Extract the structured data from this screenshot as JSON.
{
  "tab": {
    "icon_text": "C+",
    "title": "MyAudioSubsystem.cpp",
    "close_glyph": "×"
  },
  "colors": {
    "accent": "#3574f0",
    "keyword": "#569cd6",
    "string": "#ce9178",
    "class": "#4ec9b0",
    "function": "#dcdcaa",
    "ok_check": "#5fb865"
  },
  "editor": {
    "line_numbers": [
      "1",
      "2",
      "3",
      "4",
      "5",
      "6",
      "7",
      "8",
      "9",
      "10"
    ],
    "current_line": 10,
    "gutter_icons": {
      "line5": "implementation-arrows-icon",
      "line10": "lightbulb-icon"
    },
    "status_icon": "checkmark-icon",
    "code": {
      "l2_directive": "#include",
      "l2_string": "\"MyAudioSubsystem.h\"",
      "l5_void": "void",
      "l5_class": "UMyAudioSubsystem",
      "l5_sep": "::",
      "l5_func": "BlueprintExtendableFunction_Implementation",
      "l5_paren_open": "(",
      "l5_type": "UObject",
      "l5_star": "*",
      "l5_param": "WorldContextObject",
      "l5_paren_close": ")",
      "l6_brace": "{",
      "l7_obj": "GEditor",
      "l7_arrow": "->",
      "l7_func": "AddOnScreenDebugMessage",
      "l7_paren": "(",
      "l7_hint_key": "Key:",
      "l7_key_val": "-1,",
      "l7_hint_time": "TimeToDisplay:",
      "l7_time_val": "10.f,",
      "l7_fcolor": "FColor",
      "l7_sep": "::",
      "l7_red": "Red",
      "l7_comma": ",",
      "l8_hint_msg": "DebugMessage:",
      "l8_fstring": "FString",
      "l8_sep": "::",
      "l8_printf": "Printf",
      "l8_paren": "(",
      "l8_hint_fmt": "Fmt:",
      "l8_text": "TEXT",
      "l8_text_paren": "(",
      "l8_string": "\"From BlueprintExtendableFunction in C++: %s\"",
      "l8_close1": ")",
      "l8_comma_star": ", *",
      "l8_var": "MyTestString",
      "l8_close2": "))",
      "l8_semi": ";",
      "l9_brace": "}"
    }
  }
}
━━━━━━
## Problem requirements
All of the lines above must be returned exactly.

## Exercise output
Extract the structured data from this screenshot as JSON.
{
  "tab": {
    "icon_text": "C+",
    "title": "MyAudioSubsystem.cpp",
    "close_glyph": "×"
  },
  "colors": {
    "accent": "#3574f0",
    "keyword": "#569cd6",
    "string": "#ce9178",
    "class": "#4ec9b0",
    "function": "#dcdcaa",
    "ok_check": "#5fb865"
  },
  "editor": {
    "line_numbers": [
      "1",
      "2",
      "3",
      "4",
      "5",
      "6",
      "7",
      "8",
      "9",
      "10"
    ],
    "current_line": 10,
    "gutter_icons": {
      "line5": "implementation-arrows-icon",
      "line10": "lightbulb-icon"
    },
    "status_icon": "checkmark-icon",
    "code": {
      "l2_directive": "#include",
      "l2_string": "\"MyAudioSubsystem.h\"",
      "l5_void": "void",
      "l5_class": "UMyAudioSubsystem",
      "l5_sep": "::",
      "l5_func": "BlueprintExtendableFunction_Implementation",
      "l5_paren_open": "(",
      "l5_type": "UObject",
      "l5_star": "*",
      "l5_param": "WorldContextObject",
      "l5_paren_close": ")",
      "l6_brace": "{",
      "l7_obj": "GEditor",
      "l7_arrow": "->",
      "l7_func": "AddOnScreenDebugMessage",
      "l7_paren": "(",
      "l7_hint_key": "Key:",
      "l7_key_val": "-1,",
      "l7_hint_time": "TimeToDisplay:",
      "l7_time_val": "10.f,",
      "l7_fcolor": "FColor",
      "l7_sep": "::",
      "l7_red": "Red",
      "l7_comma": ",",
      "l8_hint_msg": "DebugMessage:",
      "l8_fstring": "FString",
      "l8_sep": "::",
      "l8_printf": "Printf",
      "l8_paren": "(",
      "l8_hint_fmt": "Fmt:",
      "l8_text": "TEXT",
      "l8_text_paren": "(",
      "l8_string": "\"From BlueprintExtendableFunction in C++: %s\"",
      "l8_close1": ")",
      "l8_comma_star": ", *",
      "l8_var": "MyTestString",
      "l8_close2": "))",
      "l8_semi": ";",
      "l9_brace": "}"
    }
  }
}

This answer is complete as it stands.